== ENTRIES
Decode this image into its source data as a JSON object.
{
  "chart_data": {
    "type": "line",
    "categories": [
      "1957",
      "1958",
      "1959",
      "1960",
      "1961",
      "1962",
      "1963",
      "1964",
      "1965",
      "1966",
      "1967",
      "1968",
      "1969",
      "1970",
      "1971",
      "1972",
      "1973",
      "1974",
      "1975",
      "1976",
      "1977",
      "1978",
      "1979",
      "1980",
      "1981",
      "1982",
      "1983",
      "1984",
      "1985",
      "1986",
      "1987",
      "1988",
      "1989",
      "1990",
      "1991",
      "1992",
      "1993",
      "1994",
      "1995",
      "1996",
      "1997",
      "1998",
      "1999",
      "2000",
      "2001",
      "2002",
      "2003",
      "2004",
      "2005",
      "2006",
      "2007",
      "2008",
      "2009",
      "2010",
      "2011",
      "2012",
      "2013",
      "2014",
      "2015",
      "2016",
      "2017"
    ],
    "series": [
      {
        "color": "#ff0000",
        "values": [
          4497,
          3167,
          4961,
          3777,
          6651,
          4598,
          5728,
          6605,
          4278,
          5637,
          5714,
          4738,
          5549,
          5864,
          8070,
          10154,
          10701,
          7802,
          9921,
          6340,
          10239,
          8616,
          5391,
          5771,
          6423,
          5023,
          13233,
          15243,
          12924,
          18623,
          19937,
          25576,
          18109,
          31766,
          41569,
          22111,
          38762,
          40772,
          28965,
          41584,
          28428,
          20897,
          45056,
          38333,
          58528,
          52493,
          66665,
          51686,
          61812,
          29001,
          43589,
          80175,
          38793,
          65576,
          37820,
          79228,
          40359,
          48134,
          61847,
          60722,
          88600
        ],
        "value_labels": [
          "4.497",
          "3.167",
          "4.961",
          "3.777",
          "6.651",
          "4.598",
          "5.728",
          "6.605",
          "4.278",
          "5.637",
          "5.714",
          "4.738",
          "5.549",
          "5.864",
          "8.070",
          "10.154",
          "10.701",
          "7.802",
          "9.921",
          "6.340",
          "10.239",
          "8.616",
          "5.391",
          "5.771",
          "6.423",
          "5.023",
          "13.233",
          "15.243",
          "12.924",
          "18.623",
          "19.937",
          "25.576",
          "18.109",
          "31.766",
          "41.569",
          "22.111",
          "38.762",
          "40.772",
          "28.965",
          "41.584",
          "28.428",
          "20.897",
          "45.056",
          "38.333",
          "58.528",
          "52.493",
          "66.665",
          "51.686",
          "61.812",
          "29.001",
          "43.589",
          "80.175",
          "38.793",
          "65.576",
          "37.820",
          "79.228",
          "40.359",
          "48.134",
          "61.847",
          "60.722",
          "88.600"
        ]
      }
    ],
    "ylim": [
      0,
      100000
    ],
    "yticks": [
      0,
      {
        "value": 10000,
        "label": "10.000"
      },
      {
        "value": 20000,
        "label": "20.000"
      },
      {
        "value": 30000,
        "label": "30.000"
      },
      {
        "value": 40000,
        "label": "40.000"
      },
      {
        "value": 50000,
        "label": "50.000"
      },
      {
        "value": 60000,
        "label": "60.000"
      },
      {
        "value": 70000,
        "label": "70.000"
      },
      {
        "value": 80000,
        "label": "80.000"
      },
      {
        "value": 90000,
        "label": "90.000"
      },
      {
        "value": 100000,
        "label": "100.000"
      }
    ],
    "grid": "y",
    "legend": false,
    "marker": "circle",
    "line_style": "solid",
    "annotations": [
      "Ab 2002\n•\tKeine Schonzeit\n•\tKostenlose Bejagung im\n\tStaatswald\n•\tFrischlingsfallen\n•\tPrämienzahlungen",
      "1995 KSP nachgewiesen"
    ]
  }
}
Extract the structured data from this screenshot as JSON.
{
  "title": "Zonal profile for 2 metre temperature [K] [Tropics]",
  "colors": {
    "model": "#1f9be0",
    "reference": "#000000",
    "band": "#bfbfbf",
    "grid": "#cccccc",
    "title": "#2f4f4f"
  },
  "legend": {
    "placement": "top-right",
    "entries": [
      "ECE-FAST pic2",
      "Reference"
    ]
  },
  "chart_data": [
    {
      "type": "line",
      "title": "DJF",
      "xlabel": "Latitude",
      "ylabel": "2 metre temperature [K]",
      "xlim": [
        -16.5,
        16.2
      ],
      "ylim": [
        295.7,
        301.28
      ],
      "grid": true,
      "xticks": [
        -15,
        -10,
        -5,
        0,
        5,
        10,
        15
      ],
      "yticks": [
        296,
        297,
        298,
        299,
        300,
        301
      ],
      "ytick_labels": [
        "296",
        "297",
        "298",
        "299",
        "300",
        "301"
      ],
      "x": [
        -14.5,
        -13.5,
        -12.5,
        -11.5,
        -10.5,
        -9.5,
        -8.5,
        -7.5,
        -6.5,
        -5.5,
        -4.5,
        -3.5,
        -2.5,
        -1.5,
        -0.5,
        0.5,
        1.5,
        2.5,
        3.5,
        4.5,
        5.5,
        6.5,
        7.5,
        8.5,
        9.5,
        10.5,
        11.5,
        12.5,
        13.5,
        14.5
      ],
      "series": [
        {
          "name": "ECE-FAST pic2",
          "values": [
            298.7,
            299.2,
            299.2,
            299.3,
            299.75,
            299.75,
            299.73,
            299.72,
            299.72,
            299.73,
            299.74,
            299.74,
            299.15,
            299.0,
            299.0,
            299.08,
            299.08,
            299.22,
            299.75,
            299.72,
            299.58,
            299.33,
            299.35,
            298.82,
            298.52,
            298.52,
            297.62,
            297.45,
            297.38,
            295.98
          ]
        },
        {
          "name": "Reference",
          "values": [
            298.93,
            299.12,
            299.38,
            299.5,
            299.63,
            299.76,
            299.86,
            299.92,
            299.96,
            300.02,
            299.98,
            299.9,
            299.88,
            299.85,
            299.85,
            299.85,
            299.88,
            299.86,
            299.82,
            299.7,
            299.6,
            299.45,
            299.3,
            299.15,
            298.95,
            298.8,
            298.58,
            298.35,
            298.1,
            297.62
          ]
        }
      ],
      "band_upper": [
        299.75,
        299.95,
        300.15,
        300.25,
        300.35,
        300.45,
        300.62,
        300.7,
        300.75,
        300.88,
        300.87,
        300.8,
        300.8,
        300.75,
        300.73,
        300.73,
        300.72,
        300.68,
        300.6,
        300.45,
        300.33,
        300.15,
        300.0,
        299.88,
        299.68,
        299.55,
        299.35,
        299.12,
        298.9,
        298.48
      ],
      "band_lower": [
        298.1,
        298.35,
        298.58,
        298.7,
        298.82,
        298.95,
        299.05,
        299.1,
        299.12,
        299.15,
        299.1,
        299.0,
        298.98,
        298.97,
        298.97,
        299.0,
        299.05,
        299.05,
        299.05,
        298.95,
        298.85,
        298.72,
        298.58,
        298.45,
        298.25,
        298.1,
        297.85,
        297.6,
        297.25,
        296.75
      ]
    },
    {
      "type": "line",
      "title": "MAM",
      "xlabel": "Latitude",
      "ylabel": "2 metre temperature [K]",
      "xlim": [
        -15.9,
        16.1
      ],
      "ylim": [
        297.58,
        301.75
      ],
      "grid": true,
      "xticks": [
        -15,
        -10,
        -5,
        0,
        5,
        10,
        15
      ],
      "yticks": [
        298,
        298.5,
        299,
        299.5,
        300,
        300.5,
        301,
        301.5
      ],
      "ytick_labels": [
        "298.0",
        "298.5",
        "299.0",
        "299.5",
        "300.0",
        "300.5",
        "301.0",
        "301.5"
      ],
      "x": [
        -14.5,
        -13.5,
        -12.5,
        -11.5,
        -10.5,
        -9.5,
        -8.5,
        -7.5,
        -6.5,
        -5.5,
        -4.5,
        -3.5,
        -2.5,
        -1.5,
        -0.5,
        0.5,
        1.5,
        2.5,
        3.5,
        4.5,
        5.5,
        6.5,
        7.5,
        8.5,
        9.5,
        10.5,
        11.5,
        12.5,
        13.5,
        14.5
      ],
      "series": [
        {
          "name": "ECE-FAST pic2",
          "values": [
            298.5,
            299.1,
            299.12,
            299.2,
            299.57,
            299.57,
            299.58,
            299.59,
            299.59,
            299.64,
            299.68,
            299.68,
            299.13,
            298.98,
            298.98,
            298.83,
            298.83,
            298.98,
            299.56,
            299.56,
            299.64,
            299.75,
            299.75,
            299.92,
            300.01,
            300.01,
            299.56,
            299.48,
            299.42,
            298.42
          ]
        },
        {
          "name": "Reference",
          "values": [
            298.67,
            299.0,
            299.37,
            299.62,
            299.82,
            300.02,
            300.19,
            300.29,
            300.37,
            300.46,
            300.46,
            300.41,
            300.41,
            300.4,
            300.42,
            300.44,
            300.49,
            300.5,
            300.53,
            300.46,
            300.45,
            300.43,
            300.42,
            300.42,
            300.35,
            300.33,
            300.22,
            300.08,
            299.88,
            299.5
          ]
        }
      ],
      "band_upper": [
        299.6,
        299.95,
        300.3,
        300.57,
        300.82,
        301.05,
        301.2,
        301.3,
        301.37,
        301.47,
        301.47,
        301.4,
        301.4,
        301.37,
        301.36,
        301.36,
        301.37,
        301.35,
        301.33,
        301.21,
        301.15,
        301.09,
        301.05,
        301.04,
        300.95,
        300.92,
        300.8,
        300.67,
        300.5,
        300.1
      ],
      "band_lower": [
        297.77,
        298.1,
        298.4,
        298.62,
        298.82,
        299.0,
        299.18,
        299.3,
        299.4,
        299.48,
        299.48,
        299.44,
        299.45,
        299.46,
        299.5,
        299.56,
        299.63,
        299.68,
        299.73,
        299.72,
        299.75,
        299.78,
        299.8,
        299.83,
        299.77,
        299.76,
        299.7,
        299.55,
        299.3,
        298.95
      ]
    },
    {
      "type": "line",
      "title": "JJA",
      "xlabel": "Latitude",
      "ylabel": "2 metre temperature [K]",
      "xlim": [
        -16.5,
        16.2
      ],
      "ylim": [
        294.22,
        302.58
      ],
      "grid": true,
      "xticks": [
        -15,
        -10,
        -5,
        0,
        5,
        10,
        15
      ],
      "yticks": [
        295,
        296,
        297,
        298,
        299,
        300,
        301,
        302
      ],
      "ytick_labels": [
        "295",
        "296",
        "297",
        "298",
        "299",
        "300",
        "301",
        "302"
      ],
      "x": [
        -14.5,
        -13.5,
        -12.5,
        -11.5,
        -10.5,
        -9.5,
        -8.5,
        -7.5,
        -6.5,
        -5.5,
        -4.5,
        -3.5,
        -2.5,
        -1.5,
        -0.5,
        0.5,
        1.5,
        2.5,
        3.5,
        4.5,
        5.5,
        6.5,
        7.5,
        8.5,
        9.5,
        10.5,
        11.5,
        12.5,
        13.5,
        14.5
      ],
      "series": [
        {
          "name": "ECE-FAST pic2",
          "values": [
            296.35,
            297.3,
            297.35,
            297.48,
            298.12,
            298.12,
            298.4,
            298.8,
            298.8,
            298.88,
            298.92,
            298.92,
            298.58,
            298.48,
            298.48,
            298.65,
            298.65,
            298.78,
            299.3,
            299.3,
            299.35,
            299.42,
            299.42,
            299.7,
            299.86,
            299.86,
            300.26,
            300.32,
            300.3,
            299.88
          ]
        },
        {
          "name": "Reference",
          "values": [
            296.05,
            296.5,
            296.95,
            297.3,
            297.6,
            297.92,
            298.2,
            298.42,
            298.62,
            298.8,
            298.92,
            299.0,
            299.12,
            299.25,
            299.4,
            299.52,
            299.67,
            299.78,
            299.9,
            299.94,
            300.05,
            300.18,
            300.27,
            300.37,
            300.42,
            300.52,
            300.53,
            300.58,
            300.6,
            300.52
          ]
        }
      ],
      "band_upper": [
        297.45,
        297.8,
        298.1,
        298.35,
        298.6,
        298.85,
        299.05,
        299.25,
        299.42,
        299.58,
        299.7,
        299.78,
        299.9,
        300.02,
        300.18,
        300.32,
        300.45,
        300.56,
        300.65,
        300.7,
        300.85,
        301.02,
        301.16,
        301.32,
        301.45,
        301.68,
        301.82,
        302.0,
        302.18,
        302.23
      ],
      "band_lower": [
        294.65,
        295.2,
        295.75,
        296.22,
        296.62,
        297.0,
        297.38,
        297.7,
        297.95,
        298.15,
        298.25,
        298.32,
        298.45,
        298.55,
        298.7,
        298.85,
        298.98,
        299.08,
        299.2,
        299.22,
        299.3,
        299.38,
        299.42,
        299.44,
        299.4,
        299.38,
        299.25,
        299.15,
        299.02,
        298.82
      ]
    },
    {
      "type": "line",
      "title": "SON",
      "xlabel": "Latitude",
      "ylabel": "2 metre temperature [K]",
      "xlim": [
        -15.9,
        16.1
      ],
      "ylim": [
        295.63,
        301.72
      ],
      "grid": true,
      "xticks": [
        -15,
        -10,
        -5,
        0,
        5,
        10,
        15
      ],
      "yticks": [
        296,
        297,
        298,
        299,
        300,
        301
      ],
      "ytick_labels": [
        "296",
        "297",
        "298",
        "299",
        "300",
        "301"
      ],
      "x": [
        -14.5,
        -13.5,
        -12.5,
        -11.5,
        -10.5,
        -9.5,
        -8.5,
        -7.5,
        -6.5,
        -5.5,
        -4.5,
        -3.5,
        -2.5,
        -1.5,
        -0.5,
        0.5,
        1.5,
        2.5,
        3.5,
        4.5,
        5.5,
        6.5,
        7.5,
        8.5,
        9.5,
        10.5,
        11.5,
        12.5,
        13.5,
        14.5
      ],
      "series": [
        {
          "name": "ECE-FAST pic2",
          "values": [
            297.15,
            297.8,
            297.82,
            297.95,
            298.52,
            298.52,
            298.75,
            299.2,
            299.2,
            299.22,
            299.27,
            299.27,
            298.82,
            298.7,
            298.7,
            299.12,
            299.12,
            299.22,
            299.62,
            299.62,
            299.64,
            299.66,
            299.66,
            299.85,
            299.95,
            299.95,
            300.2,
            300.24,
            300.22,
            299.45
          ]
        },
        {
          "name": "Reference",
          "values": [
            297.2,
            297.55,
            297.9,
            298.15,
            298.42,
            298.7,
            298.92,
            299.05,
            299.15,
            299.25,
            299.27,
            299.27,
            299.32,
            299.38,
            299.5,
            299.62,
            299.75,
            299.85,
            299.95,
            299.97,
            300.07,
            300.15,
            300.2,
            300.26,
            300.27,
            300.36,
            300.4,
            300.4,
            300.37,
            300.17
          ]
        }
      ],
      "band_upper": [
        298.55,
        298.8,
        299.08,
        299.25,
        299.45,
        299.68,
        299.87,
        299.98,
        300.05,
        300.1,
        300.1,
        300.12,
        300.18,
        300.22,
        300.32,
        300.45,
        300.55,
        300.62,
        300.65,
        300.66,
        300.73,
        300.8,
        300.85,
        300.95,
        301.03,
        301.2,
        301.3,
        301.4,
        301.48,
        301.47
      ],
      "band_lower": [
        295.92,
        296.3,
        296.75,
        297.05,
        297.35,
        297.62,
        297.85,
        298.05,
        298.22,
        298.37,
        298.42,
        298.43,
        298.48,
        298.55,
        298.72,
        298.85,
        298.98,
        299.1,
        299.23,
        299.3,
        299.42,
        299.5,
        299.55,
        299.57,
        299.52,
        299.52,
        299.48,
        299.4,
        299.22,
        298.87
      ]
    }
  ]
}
====
OBJECTIVE:
Look through the entries above; copy every line holding the string "title".

RESULT:
  "title": "Zonal profile for 2 metre temperature [K] [Tropics]",
    "title": "#2f4f4f"
      "title": "DJF",
      "title": "MAM",
      "title": "JJA",
      "title": "SON",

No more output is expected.